[Saved entries]
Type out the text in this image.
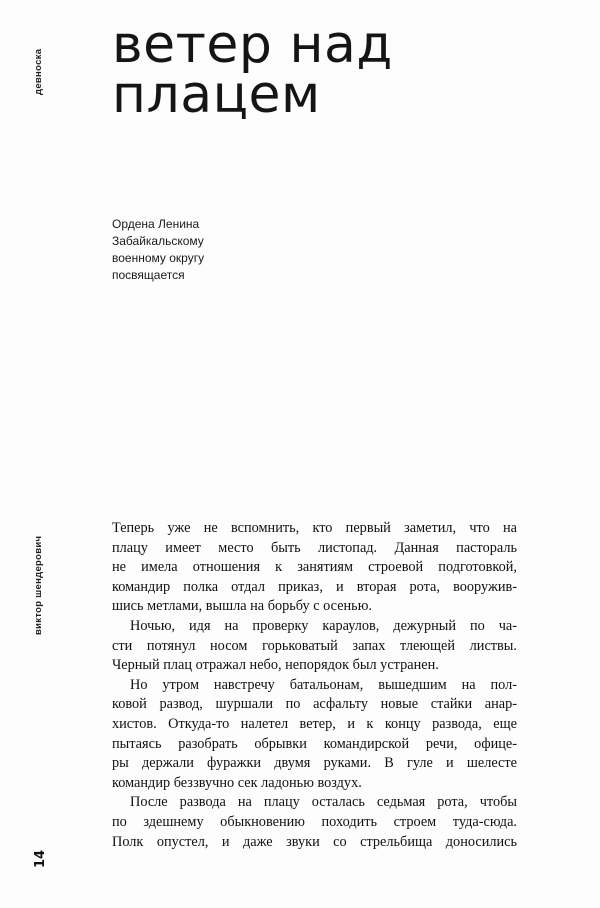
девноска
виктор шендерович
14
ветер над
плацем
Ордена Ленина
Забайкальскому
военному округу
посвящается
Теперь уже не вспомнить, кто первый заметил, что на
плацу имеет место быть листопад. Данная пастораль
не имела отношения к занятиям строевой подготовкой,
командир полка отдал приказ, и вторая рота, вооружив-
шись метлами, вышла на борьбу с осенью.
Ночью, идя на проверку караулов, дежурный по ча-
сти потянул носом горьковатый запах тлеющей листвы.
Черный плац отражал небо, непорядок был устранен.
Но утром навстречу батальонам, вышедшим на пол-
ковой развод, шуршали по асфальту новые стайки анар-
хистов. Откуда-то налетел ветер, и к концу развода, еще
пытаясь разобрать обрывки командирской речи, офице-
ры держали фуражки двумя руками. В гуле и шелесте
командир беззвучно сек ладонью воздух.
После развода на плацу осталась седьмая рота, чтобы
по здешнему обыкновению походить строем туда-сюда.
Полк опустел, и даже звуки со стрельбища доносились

#### TASK PROMPT
Copy each line above precisely, dropping the pictures.

#### IN RESPONSE
Type out the text in this image.
девноска
виктор шендерович
14
ветер над
плацем
Ордена Ленина
Забайкальскому
военному округу
посвящается
Теперь уже не вспомнить, кто первый заметил, что на
плацу имеет место быть листопад. Данная пастораль
не имела отношения к занятиям строевой подготовкой,
командир полка отдал приказ, и вторая рота, вооружив-
шись метлами, вышла на борьбу с осенью.
Ночью, идя на проверку караулов, дежурный по ча-
сти потянул носом горьковатый запах тлеющей листвы.
Черный плац отражал небо, непорядок был устранен.
Но утром навстречу батальонам, вышедшим на пол-
ковой развод, шуршали по асфальту новые стайки анар-
хистов. Откуда-то налетел ветер, и к концу развода, еще
пытаясь разобрать обрывки командирской речи, офице-
ры держали фуражки двумя руками. В гуле и шелесте
командир беззвучно сек ладонью воздух.
После развода на плацу осталась седьмая рота, чтобы
по здешнему обыкновению походить строем туда-сюда.
Полк опустел, и даже звуки со стрельбища доносились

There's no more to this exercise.